EXERCISE MATERIALS.
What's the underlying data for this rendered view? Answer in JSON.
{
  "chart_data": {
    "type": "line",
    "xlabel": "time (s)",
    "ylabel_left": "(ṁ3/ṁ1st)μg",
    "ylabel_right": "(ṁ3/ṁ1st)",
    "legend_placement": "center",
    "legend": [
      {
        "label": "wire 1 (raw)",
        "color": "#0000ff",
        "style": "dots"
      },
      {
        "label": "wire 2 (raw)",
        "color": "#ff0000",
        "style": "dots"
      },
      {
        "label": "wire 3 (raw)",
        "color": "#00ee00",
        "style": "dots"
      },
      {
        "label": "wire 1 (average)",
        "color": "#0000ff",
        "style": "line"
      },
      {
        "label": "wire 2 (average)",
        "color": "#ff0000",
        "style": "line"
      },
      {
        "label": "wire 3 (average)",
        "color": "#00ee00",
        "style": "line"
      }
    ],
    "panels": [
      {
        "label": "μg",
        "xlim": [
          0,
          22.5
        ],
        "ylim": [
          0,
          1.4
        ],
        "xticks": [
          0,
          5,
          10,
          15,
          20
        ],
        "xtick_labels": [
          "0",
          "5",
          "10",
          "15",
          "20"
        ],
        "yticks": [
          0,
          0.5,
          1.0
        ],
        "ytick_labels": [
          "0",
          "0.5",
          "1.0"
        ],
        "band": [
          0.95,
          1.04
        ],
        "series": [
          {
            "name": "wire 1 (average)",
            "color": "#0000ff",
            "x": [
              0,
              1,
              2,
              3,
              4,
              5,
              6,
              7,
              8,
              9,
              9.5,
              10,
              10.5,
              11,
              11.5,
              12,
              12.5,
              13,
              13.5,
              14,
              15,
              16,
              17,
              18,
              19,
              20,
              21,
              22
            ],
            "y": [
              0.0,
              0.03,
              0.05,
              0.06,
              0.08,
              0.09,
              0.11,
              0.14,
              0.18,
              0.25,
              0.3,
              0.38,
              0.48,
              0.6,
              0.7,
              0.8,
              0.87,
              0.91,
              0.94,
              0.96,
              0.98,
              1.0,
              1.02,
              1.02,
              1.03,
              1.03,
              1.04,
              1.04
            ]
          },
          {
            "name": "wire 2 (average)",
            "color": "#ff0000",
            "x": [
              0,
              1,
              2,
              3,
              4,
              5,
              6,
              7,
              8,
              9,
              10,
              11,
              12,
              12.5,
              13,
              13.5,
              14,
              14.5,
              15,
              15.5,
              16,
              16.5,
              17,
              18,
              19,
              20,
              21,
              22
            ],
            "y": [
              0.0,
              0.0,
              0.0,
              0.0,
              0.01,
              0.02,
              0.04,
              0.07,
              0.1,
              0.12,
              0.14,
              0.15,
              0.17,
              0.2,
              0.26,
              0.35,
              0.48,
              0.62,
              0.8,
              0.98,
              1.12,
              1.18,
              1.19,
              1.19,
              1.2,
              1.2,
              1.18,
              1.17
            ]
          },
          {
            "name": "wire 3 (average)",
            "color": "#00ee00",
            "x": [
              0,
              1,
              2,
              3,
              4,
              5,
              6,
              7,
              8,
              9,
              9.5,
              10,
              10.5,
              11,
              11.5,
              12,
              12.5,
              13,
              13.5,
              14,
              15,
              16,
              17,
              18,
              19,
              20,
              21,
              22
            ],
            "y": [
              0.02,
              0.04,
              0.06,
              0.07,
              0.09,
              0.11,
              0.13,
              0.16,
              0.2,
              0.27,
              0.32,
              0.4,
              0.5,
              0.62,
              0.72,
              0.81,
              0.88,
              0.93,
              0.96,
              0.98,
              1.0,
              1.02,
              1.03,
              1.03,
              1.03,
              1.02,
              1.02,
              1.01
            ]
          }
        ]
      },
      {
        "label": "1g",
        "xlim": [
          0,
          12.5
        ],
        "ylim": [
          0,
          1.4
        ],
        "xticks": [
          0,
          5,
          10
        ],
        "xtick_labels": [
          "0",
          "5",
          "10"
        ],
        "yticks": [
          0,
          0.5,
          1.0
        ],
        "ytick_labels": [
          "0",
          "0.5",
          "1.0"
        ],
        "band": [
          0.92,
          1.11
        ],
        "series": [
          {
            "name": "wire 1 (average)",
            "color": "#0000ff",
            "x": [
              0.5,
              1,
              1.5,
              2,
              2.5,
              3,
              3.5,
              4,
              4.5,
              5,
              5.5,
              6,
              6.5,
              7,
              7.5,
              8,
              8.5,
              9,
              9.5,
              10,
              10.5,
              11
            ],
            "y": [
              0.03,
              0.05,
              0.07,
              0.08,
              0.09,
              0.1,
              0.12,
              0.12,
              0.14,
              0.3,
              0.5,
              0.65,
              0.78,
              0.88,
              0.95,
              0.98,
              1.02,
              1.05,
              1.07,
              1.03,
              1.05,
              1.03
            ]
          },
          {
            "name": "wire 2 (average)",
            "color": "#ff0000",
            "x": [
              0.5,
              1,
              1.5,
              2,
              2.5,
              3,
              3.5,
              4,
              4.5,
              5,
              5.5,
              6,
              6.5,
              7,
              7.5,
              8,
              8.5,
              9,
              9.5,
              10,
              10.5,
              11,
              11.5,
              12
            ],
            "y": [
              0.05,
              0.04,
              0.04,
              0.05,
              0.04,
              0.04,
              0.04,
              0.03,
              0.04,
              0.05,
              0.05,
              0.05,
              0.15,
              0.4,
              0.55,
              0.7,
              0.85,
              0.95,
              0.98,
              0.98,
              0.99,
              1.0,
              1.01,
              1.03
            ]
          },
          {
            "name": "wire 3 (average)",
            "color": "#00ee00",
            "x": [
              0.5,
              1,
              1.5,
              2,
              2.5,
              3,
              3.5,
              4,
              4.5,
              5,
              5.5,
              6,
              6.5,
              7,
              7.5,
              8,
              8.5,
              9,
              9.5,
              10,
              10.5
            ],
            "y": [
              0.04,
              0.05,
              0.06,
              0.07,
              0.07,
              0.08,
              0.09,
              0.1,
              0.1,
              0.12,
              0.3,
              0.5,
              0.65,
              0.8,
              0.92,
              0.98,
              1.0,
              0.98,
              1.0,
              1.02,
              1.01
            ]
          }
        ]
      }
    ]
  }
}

EXERCISE DETAILS. Repeat every record, keeping each word and mark exactly as it is.

SOLUTION FOR THIS TASK.
What's the underlying data for this rendered view? Answer in JSON.
{
  "chart_data": {
    "type": "line",
    "xlabel": "time (s)",
    "ylabel_left": "(ṁ3/ṁ1st)μg",
    "ylabel_right": "(ṁ3/ṁ1st)",
    "legend_placement": "center",
    "legend": [
      {
        "label": "wire 1 (raw)",
        "color": "#0000ff",
        "style": "dots"
      },
      {
        "label": "wire 2 (raw)",
        "color": "#ff0000",
        "style": "dots"
      },
      {
        "label": "wire 3 (raw)",
        "color": "#00ee00",
        "style": "dots"
      },
      {
        "label": "wire 1 (average)",
        "color": "#0000ff",
        "style": "line"
      },
      {
        "label": "wire 2 (average)",
        "color": "#ff0000",
        "style": "line"
      },
      {
        "label": "wire 3 (average)",
        "color": "#00ee00",
        "style": "line"
      }
    ],
    "panels": [
      {
        "label": "μg",
        "xlim": [
          0,
          22.5
        ],
        "ylim": [
          0,
          1.4
        ],
        "xticks": [
          0,
          5,
          10,
          15,
          20
        ],
        "xtick_labels": [
          "0",
          "5",
          "10",
          "15",
          "20"
        ],
        "yticks": [
          0,
          0.5,
          1.0
        ],
        "ytick_labels": [
          "0",
          "0.5",
          "1.0"
        ],
        "band": [
          0.95,
          1.04
        ],
        "series": [
          {
            "name": "wire 1 (average)",
            "color": "#0000ff",
            "x": [
              0,
              1,
              2,
              3,
              4,
              5,
              6,
              7,
              8,
              9,
              9.5,
              10,
              10.5,
              11,
              11.5,
              12,
              12.5,
              13,
              13.5,
              14,
              15,
              16,
              17,
              18,
              19,
              20,
              21,
              22
            ],
            "y": [
              0.0,
              0.03,
              0.05,
              0.06,
              0.08,
              0.09,
              0.11,
              0.14,
              0.18,
              0.25,
              0.3,
              0.38,
              0.48,
              0.6,
              0.7,
              0.8,
              0.87,
              0.91,
              0.94,
              0.96,
              0.98,
              1.0,
              1.02,
              1.02,
              1.03,
              1.03,
              1.04,
              1.04
            ]
          },
          {
            "name": "wire 2 (average)",
            "color": "#ff0000",
            "x": [
              0,
              1,
              2,
              3,
              4,
              5,
              6,
              7,
              8,
              9,
              10,
              11,
              12,
              12.5,
              13,
              13.5,
              14,
              14.5,
              15,
              15.5,
              16,
              16.5,
              17,
              18,
              19,
              20,
              21,
              22
            ],
            "y": [
              0.0,
              0.0,
              0.0,
              0.0,
              0.01,
              0.02,
              0.04,
              0.07,
              0.1,
              0.12,
              0.14,
              0.15,
              0.17,
              0.2,
              0.26,
              0.35,
              0.48,
              0.62,
              0.8,
              0.98,
              1.12,
              1.18,
              1.19,
              1.19,
              1.2,
              1.2,
              1.18,
              1.17
            ]
          },
          {
            "name": "wire 3 (average)",
            "color": "#00ee00",
            "x": [
              0,
              1,
              2,
              3,
              4,
              5,
              6,
              7,
              8,
              9,
              9.5,
              10,
              10.5,
              11,
              11.5,
              12,
              12.5,
              13,
              13.5,
              14,
              15,
              16,
              17,
              18,
              19,
              20,
              21,
              22
            ],
            "y": [
              0.02,
              0.04,
              0.06,
              0.07,
              0.09,
              0.11,
              0.13,
              0.16,
              0.2,
              0.27,
              0.32,
              0.4,
              0.5,
              0.62,
              0.72,
              0.81,
              0.88,
              0.93,
              0.96,
              0.98,
              1.0,
              1.02,
              1.03,
              1.03,
              1.03,
              1.02,
              1.02,
              1.01
            ]
          }
        ]
      },
      {
        "label": "1g",
        "xlim": [
          0,
          12.5
        ],
        "ylim": [
          0,
          1.4
        ],
        "xticks": [
          0,
          5,
          10
        ],
        "xtick_labels": [
          "0",
          "5",
          "10"
        ],
        "yticks": [
          0,
          0.5,
          1.0
        ],
        "ytick_labels": [
          "0",
          "0.5",
          "1.0"
        ],
        "band": [
          0.92,
          1.11
        ],
        "series": [
          {
            "name": "wire 1 (average)",
            "color": "#0000ff",
            "x": [
              0.5,
              1,
              1.5,
              2,
              2.5,
              3,
              3.5,
              4,
              4.5,
              5,
              5.5,
              6,
              6.5,
              7,
              7.5,
              8,
              8.5,
              9,
              9.5,
              10,
              10.5,
              11
            ],
            "y": [
              0.03,
              0.05,
              0.07,
              0.08,
              0.09,
              0.1,
              0.12,
              0.12,
              0.14,
              0.3,
              0.5,
              0.65,
              0.78,
              0.88,
              0.95,
              0.98,
              1.02,
              1.05,
              1.07,
              1.03,
              1.05,
              1.03
            ]
          },
          {
            "name": "wire 2 (average)",
            "color": "#ff0000",
            "x": [
              0.5,
              1,
              1.5,
              2,
              2.5,
              3,
              3.5,
              4,
              4.5,
              5,
              5.5,
              6,
              6.5,
              7,
              7.5,
              8,
              8.5,
              9,
              9.5,
              10,
              10.5,
              11,
              11.5,
              12
            ],
            "y": [
              0.05,
              0.04,
              0.04,
              0.05,
              0.04,
              0.04,
              0.04,
              0.03,
              0.04,
              0.05,
              0.05,
              0.05,
              0.15,
              0.4,
              0.55,
              0.7,
              0.85,
              0.95,
              0.98,
              0.98,
              0.99,
              1.0,
              1.01,
              1.03
            ]
          },
          {
            "name": "wire 3 (average)",
            "color": "#00ee00",
            "x": [
              0.5,
              1,
              1.5,
              2,
              2.5,
              3,
              3.5,
              4,
              4.5,
              5,
              5.5,
              6,
              6.5,
              7,
              7.5,
              8,
              8.5,
              9,
              9.5,
              10,
              10.5
            ],
            "y": [
              0.04,
              0.05,
              0.06,
              0.07,
              0.07,
              0.08,
              0.09,
              0.1,
              0.1,
              0.12,
              0.3,
              0.5,
              0.65,
              0.8,
              0.92,
              0.98,
              1.0,
              0.98,
              1.0,
              1.02,
              1.01
            ]
          }
        ]
      }
    ]
  }
}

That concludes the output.